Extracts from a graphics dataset
=== Begin Enclosure ===
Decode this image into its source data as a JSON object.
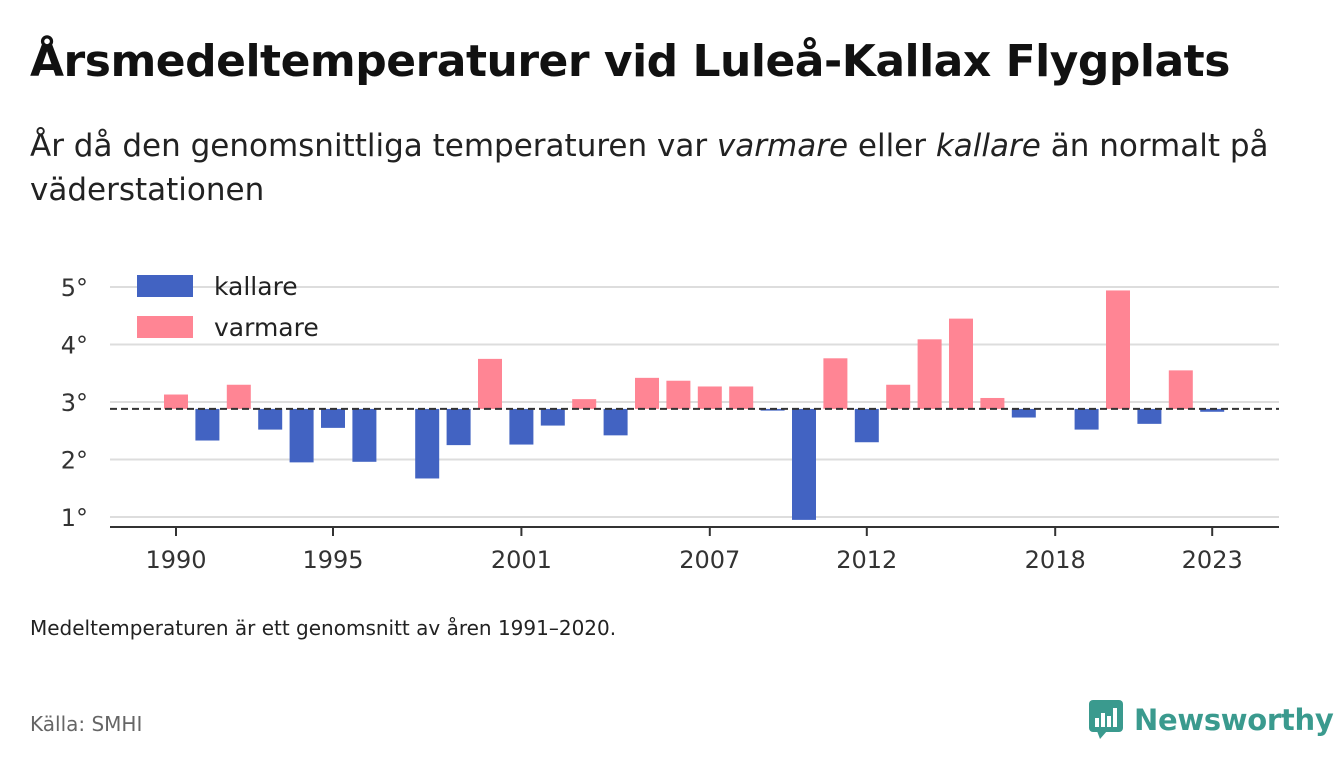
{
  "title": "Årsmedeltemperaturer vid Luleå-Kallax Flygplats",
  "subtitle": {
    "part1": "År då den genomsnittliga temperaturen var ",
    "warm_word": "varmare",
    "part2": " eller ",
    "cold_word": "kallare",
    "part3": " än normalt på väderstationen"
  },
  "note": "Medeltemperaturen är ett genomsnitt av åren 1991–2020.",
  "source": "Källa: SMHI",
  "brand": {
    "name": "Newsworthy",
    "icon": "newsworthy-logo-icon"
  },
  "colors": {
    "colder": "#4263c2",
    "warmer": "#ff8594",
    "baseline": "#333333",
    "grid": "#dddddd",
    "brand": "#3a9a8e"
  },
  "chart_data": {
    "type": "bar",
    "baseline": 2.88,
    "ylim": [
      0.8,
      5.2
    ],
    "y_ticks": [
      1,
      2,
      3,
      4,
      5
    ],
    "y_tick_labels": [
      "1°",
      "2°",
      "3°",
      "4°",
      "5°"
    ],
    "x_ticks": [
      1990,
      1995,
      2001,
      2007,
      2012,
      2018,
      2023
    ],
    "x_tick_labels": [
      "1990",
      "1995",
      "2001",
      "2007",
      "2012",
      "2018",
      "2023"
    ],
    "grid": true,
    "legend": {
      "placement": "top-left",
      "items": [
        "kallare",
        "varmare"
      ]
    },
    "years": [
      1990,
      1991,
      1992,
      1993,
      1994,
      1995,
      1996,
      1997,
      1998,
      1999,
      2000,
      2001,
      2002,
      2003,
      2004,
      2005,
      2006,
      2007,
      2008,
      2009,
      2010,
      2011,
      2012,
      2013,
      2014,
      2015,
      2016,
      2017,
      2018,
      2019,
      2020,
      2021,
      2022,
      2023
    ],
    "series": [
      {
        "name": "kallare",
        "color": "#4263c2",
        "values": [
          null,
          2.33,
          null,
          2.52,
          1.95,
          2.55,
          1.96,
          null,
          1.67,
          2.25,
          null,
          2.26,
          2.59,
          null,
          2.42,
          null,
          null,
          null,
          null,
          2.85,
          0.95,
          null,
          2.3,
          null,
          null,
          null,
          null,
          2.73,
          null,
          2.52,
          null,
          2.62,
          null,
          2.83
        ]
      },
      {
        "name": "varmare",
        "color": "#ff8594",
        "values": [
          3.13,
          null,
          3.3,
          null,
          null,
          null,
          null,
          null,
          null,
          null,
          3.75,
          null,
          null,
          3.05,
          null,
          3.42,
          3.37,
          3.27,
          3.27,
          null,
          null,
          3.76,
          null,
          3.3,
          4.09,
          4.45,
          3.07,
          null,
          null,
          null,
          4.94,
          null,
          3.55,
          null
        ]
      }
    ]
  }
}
=== End Enclosure ===
=== Begin Enclosure ===
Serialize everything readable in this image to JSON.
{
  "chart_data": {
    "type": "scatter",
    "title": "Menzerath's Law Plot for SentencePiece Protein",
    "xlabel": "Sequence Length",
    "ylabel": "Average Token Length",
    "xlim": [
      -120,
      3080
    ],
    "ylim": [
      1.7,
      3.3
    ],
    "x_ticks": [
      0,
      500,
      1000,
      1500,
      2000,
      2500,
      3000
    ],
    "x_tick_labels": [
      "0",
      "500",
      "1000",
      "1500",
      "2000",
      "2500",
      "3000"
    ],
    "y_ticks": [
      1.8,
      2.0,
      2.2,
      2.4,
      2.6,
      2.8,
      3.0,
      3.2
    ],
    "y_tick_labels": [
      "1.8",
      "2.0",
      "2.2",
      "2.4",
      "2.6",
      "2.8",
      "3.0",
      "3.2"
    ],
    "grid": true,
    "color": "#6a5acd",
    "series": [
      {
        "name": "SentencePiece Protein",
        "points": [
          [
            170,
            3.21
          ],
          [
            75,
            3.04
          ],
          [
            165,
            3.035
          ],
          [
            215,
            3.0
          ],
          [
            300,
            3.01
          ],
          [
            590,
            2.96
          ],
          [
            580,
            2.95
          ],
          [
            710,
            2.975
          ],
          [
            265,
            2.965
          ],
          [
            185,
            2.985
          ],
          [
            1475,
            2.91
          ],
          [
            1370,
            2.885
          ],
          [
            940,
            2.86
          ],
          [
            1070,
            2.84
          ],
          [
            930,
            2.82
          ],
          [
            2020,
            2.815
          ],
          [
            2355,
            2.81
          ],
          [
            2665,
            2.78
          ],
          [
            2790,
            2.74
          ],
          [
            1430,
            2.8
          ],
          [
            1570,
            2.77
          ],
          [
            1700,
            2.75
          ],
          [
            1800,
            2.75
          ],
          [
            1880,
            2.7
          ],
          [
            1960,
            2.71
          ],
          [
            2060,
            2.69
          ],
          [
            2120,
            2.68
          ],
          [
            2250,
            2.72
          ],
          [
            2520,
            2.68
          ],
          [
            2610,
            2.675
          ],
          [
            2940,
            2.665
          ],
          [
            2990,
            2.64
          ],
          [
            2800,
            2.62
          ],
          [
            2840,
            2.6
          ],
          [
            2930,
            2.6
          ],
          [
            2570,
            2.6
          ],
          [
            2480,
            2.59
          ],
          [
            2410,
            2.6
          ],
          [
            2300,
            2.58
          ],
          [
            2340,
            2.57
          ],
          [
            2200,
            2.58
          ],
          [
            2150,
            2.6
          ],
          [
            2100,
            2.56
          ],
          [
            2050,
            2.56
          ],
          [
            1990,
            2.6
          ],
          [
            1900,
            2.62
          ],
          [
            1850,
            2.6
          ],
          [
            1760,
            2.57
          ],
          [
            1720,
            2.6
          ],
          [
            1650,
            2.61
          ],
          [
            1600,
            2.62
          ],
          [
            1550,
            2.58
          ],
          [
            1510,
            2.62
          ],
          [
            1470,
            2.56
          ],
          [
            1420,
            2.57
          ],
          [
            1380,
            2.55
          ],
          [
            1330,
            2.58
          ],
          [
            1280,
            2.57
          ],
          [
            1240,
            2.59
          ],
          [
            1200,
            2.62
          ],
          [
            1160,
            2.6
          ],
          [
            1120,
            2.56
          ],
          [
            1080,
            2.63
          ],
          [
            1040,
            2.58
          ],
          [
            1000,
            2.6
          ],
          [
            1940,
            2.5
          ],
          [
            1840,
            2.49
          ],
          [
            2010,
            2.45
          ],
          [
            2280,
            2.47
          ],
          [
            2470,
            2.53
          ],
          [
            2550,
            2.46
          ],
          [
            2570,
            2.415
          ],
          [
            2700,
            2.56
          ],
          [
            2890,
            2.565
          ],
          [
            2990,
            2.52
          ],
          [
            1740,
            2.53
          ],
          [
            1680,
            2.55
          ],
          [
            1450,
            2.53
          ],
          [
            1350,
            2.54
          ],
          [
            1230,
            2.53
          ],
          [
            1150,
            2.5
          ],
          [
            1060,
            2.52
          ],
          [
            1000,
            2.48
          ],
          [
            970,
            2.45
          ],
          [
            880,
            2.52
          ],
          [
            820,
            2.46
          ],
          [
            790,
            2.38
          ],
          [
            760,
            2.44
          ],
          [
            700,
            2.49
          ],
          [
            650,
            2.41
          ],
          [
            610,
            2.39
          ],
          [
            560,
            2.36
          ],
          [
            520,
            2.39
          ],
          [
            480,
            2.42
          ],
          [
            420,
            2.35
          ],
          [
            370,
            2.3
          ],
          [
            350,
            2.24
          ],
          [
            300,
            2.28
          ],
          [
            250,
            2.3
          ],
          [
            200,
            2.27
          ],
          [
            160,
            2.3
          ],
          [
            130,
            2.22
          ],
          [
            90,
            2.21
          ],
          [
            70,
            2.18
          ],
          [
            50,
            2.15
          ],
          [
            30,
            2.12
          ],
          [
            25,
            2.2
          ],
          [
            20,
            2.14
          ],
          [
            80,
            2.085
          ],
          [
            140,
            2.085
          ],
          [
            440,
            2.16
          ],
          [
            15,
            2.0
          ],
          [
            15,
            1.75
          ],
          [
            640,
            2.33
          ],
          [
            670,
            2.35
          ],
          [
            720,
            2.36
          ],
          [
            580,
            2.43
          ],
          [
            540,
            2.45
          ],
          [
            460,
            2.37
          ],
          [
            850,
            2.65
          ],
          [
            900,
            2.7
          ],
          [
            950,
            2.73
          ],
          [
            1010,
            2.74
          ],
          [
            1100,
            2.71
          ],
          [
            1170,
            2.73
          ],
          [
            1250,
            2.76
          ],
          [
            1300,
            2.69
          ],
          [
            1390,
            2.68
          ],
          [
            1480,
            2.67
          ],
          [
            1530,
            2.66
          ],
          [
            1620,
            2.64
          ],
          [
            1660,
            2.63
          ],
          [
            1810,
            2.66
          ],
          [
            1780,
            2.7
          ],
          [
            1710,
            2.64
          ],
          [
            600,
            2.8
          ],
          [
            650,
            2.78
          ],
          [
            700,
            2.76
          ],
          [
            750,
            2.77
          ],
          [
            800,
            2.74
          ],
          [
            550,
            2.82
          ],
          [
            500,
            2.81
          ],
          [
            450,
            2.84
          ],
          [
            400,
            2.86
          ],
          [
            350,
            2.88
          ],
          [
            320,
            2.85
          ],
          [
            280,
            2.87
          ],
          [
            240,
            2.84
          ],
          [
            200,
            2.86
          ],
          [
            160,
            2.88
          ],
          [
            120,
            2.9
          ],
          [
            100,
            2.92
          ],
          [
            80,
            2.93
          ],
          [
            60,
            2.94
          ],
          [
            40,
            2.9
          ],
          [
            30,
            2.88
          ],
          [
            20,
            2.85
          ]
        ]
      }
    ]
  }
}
=== End Enclosure ===
=== Begin Enclosure ===
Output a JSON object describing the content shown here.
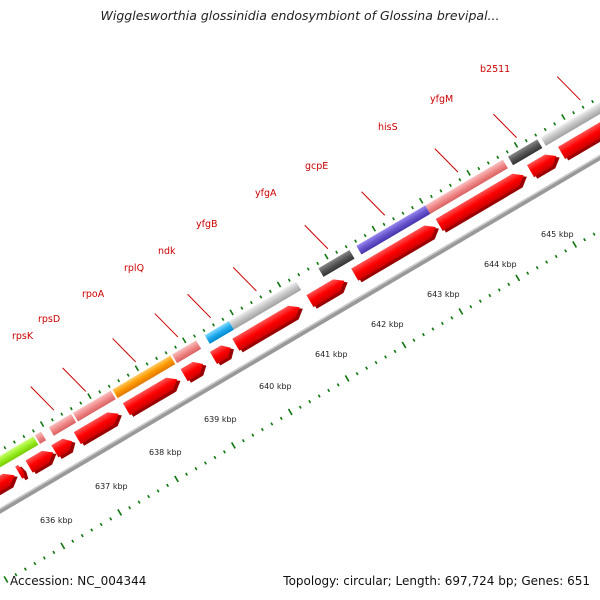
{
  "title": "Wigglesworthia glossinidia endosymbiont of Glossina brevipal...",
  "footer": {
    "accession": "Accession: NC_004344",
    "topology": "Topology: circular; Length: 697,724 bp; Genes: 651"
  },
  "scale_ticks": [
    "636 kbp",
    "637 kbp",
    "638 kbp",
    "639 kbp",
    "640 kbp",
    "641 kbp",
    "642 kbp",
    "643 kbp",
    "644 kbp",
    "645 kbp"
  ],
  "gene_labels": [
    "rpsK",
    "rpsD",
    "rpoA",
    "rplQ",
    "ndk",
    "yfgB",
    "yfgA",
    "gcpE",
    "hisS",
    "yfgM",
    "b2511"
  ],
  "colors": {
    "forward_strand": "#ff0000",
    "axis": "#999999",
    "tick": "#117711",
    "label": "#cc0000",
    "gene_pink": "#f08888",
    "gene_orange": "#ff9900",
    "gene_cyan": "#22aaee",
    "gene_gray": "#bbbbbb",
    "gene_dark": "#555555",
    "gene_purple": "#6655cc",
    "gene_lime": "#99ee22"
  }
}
=== End Enclosure ===
• **About this task**
Would you report every line of the entries above containing the word "source"?

• **Solution to the problem**
Decode this image into its source data as a JSON object.
  "source": "Källa: SMHI",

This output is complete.